• What needs to be done:
Search the records that follow and extract every line containing the string "Give".

• Supplied data:
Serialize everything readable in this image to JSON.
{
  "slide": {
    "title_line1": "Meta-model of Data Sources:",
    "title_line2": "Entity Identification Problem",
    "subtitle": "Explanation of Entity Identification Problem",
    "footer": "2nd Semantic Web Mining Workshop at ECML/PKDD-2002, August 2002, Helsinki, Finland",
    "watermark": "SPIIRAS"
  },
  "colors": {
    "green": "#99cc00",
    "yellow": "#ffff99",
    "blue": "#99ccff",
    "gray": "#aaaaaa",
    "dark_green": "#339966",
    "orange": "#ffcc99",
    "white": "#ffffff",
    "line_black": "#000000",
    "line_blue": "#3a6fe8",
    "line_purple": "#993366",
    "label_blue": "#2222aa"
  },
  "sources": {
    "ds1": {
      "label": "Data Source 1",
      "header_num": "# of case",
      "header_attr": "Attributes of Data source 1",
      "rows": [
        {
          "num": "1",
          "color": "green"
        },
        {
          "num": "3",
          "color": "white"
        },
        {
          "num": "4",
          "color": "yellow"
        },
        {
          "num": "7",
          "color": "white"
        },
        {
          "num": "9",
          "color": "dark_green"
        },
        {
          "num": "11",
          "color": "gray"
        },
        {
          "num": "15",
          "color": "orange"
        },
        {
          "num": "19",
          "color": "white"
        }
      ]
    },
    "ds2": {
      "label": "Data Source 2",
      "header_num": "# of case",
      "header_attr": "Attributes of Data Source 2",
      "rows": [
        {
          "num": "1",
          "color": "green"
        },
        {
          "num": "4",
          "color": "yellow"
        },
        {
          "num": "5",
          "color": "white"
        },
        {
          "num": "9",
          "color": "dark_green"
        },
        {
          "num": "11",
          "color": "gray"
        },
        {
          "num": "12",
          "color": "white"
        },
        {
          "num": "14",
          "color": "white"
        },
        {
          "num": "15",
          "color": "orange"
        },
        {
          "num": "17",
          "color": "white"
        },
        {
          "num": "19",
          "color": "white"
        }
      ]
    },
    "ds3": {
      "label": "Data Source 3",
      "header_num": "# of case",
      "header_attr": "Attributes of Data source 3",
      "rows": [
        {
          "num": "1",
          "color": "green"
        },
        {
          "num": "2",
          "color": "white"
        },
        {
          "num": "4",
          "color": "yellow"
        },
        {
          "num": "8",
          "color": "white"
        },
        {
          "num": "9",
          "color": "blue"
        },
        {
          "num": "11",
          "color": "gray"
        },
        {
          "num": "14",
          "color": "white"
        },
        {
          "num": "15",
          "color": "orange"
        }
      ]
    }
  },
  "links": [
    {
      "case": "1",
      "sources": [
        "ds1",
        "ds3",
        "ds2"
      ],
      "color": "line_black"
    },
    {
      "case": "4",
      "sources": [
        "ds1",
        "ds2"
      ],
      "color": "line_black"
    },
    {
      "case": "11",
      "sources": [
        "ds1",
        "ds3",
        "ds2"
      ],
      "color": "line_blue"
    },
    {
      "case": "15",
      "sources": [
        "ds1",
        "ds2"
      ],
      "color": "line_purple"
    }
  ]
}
...
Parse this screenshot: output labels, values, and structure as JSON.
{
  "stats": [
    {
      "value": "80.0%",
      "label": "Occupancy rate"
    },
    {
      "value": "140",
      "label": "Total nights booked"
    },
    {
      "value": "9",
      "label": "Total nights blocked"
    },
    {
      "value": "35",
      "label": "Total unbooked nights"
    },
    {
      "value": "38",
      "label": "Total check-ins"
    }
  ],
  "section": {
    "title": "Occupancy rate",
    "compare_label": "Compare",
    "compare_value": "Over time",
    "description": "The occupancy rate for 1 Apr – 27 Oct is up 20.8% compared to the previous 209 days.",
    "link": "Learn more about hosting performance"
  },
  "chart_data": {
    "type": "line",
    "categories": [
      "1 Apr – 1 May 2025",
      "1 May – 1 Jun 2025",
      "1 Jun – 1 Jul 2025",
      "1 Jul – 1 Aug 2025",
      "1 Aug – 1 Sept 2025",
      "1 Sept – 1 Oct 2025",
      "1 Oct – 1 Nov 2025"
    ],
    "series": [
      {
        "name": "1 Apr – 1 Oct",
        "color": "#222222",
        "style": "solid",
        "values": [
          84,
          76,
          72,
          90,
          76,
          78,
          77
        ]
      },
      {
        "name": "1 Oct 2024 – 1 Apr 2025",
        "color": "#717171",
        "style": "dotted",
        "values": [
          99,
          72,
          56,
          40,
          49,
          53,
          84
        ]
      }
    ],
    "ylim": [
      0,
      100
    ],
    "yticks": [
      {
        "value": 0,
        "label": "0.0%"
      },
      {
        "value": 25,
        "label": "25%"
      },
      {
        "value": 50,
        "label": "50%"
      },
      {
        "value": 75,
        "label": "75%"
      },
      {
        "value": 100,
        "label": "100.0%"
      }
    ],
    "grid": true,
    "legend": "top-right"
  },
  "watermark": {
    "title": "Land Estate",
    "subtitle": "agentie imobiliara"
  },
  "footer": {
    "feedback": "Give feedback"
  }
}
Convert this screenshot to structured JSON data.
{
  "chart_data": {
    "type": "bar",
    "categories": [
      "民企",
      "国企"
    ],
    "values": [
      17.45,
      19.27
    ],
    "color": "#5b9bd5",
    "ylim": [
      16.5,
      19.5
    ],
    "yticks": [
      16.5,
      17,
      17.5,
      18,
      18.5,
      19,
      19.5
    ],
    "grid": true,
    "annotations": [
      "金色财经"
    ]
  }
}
---
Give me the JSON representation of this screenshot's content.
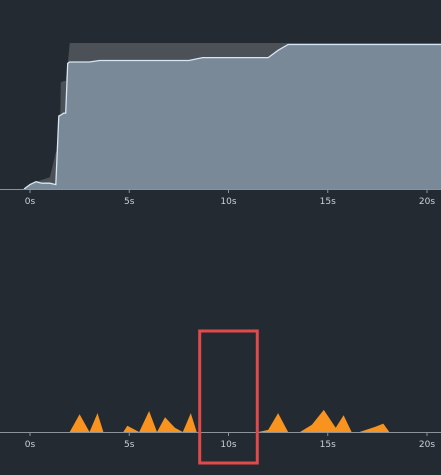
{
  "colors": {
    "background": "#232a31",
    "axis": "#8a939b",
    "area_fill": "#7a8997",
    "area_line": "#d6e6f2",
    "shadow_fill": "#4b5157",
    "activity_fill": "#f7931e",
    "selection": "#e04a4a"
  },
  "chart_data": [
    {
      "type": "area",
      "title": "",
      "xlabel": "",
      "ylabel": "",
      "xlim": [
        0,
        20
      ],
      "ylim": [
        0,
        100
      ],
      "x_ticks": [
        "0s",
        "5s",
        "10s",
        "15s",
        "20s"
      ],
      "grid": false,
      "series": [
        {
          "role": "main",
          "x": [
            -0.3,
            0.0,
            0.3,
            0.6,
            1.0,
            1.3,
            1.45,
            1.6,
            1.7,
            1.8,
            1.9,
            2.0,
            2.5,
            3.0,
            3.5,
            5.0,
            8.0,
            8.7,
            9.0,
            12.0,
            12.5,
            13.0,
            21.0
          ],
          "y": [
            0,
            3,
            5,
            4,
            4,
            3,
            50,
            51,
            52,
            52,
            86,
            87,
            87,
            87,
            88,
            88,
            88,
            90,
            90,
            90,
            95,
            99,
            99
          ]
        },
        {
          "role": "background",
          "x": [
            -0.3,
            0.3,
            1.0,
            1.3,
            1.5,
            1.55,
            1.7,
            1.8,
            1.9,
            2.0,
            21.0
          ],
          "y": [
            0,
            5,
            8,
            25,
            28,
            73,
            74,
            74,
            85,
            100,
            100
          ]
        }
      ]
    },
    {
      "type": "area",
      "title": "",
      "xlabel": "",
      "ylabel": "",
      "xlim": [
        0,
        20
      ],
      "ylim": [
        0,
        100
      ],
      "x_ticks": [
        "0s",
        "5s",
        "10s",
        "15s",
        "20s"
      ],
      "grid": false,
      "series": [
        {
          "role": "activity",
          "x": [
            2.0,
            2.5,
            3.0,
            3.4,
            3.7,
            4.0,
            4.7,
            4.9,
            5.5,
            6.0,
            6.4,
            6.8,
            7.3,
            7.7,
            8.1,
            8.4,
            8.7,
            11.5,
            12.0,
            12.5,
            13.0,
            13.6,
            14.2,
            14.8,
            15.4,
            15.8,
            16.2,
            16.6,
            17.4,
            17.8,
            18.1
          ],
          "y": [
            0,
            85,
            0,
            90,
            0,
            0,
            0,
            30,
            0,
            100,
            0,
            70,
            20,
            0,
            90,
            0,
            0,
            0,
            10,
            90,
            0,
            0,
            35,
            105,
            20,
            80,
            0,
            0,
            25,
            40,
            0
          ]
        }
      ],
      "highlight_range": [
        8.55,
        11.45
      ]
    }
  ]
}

• Finished exercise:
    "feedback": "Give feedback"
Give me the JSON representation of this screenshot's content.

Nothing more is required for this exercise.